Data entries
******************************
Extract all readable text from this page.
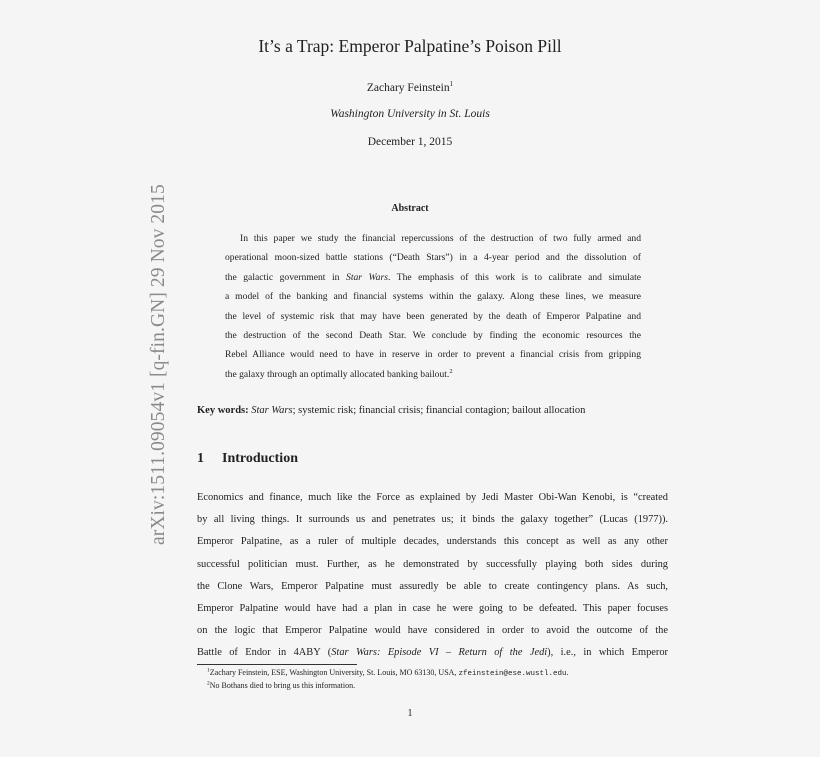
arXiv:1511.09054v1 [q-fin.GN] 29 Nov 2015
It’s a Trap: Emperor Palpatine’s Poison Pill
Zachary Feinstein$^1$
Washington University in St. Louis
December 1, 2015
Abstract
In this paper we study the financial repercussions of the destruction of two fully armed and
operational moon-sized battle stations (“Death Stars”) in a 4-year period and the dissolution of
the galactic government in Star Wars. The emphasis of this work is to calibrate and simulate
a model of the banking and financial systems within the galaxy. Along these lines, we measure
the level of systemic risk that may have been generated by the death of Emperor Palpatine and
the destruction of the second Death Star. We conclude by finding the economic resources the
Rebel Alliance would need to have in reserve in order to prevent a financial crisis from gripping
the galaxy through an optimally allocated banking bailout.$^2$
Key words: Star Wars; systemic risk; financial crisis; financial contagion; bailout allocation
1 Introduction
Economics and finance, much like the Force as explained by Jedi Master Obi-Wan Kenobi, is “created
by all living things. It surrounds us and penetrates us; it binds the galaxy together” (Lucas (1977)).
Emperor Palpatine, as a ruler of multiple decades, understands this concept as well as any other
successful politician must. Further, as he demonstrated by successfully playing both sides during
the Clone Wars, Emperor Palpatine must assuredly be able to create contingency plans. As such,
Emperor Palpatine would have had a plan in case he were going to be defeated. This paper focuses
on the logic that Emperor Palpatine would have considered in order to avoid the outcome of the
Battle of Endor in 4ABY (Star Wars: Episode VI – Return of the Jedi), i.e., in which Emperor
$^1$Zachary Feinstein, ESE, Washington University, St. Louis, MO 63130, USA, zfeinstein@ese.wustl.edu.
$^2$No Bothans died to bring us this information.
1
******************************
Aim of the exercise =>
Are you able to set down all the lines above exactly, without any pictures?

Answer =>
Extract all readable text from this page.
arXiv:1511.09054v1 [q-fin.GN] 29 Nov 2015
It’s a Trap: Emperor Palpatine’s Poison Pill
Zachary Feinstein$^1$
Washington University in St. Louis
December 1, 2015
Abstract
In this paper we study the financial repercussions of the destruction of two fully armed and
operational moon-sized battle stations (“Death Stars”) in a 4-year period and the dissolution of
the galactic government in Star Wars. The emphasis of this work is to calibrate and simulate
a model of the banking and financial systems within the galaxy. Along these lines, we measure
the level of systemic risk that may have been generated by the death of Emperor Palpatine and
the destruction of the second Death Star. We conclude by finding the economic resources the
Rebel Alliance would need to have in reserve in order to prevent a financial crisis from gripping
the galaxy through an optimally allocated banking bailout.$^2$
Key words: Star Wars; systemic risk; financial crisis; financial contagion; bailout allocation
1 Introduction
Economics and finance, much like the Force as explained by Jedi Master Obi-Wan Kenobi, is “created
by all living things. It surrounds us and penetrates us; it binds the galaxy together” (Lucas (1977)).
Emperor Palpatine, as a ruler of multiple decades, understands this concept as well as any other
successful politician must. Further, as he demonstrated by successfully playing both sides during
the Clone Wars, Emperor Palpatine must assuredly be able to create contingency plans. As such,
Emperor Palpatine would have had a plan in case he were going to be defeated. This paper focuses
on the logic that Emperor Palpatine would have considered in order to avoid the outcome of the
Battle of Endor in 4ABY (Star Wars: Episode VI – Return of the Jedi), i.e., in which Emperor
$^1$Zachary Feinstein, ESE, Washington University, St. Louis, MO 63130, USA, zfeinstein@ese.wustl.edu.
$^2$No Bothans died to bring us this information.
1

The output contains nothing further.